#### [INSTRUCTIONS TO FOLLOW]
Scan the data beneath this task and copy each line that includes "required".

Data entries:
#####

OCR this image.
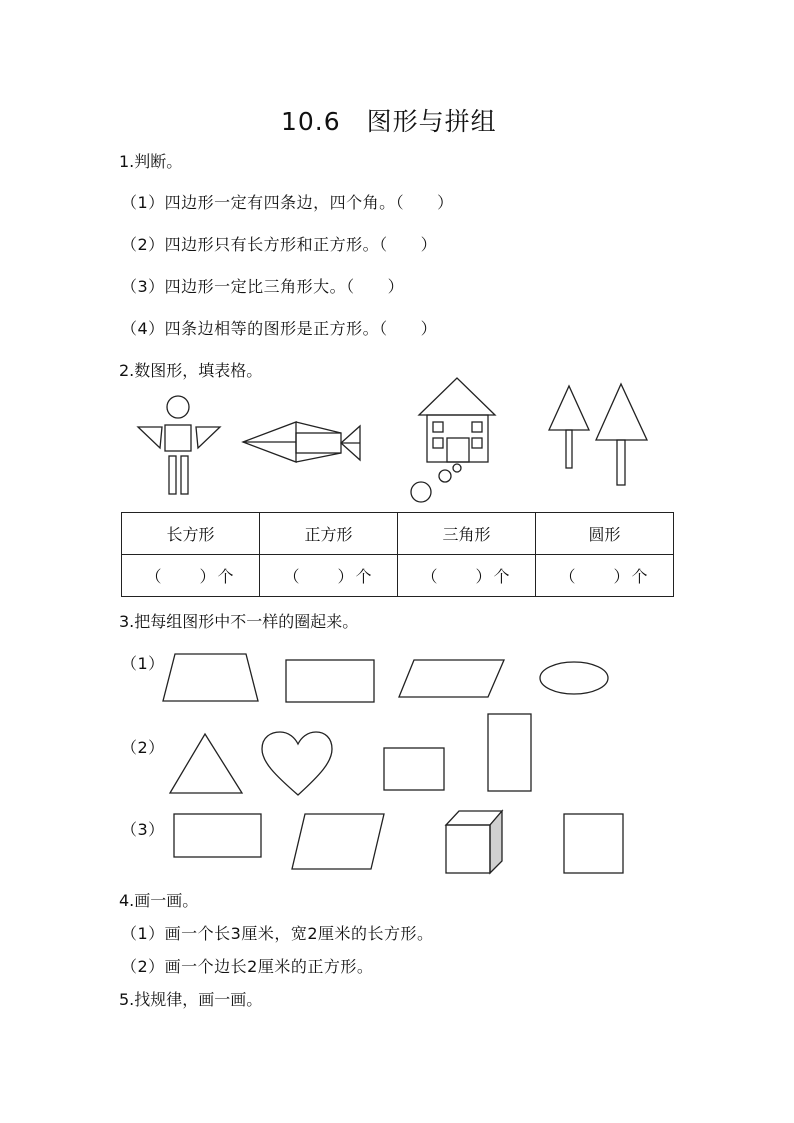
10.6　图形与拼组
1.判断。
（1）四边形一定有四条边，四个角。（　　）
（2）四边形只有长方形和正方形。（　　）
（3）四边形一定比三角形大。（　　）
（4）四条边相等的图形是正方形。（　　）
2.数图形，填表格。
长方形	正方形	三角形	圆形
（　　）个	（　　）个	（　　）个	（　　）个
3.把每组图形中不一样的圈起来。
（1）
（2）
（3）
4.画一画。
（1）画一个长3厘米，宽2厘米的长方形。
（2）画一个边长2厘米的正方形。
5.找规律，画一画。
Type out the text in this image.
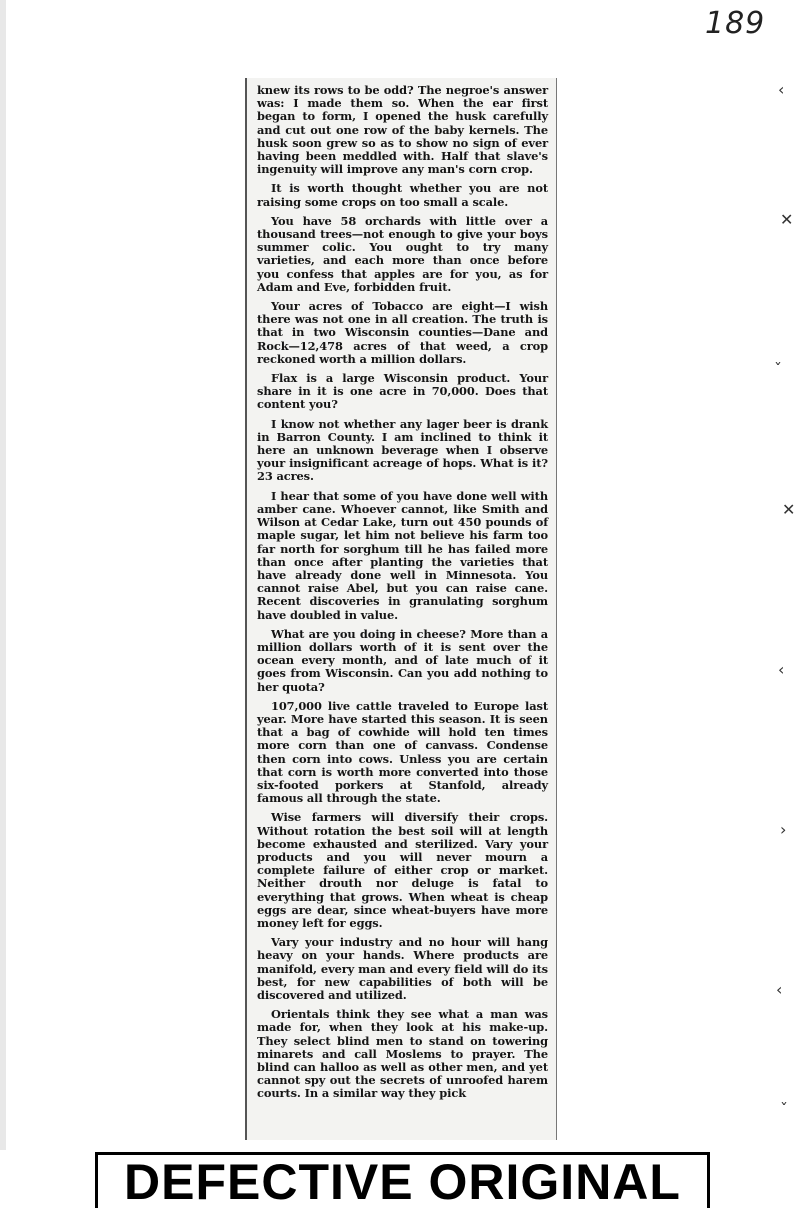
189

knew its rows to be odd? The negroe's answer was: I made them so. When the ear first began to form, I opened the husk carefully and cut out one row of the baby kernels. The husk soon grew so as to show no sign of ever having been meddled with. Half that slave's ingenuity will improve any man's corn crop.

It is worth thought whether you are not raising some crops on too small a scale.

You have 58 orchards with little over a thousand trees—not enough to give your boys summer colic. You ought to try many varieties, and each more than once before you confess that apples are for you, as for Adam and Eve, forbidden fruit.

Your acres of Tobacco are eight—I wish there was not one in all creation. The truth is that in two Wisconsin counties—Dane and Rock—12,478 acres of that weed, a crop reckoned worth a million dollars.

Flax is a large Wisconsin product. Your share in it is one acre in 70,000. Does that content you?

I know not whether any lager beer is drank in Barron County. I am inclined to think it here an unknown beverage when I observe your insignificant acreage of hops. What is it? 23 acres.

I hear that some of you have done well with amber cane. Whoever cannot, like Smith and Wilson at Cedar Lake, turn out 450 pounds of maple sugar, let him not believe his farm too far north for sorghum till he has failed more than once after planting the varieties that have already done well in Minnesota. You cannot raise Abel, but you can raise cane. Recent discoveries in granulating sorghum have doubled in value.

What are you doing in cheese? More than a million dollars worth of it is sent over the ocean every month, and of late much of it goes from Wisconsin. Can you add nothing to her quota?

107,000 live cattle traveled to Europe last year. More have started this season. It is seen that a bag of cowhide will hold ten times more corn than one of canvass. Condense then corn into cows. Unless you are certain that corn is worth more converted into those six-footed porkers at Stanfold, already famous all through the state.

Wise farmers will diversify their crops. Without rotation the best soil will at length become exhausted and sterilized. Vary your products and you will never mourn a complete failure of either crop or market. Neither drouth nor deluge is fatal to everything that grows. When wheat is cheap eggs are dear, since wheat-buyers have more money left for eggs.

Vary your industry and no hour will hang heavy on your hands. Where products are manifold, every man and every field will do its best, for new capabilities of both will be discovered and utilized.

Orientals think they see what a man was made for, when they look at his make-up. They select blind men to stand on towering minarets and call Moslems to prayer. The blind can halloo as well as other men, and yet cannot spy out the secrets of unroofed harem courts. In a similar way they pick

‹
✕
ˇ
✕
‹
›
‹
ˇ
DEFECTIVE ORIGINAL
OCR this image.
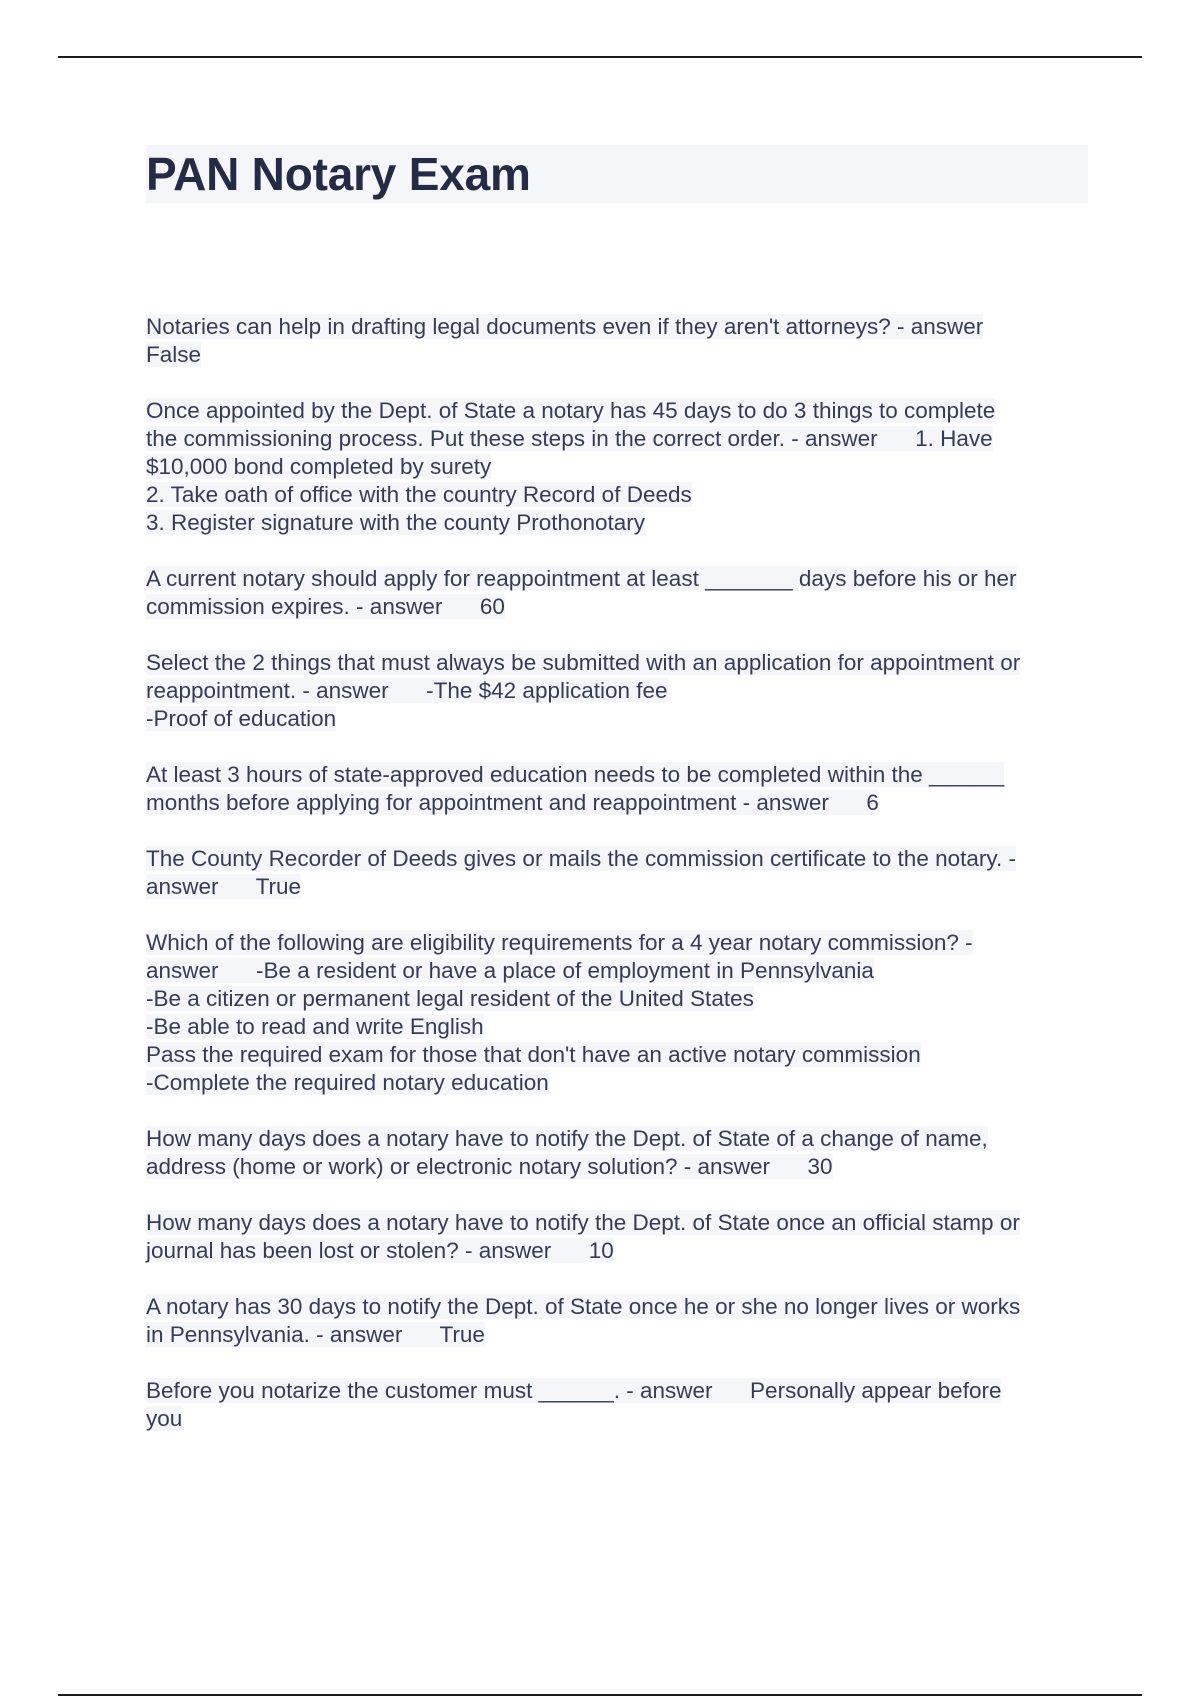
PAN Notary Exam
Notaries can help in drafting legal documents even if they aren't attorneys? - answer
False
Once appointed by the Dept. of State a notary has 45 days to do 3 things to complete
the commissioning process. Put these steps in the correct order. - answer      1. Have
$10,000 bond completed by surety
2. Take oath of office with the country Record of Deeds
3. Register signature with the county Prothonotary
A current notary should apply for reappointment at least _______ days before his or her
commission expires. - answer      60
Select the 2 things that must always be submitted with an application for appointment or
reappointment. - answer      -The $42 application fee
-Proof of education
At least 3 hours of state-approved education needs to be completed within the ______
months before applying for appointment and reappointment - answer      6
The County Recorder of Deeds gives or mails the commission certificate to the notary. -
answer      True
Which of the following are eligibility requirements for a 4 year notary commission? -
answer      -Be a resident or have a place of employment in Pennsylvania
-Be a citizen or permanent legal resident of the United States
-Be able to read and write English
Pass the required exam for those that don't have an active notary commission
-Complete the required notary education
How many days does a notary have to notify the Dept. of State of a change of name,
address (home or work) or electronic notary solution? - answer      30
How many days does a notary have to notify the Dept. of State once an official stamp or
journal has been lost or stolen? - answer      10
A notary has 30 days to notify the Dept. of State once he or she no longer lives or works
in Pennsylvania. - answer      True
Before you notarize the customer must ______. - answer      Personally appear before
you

#####

#### [SOLUTION FOR THIS EXERCISE]
Pass the required exam for those that don't have an active notary commission
-Complete the required notary education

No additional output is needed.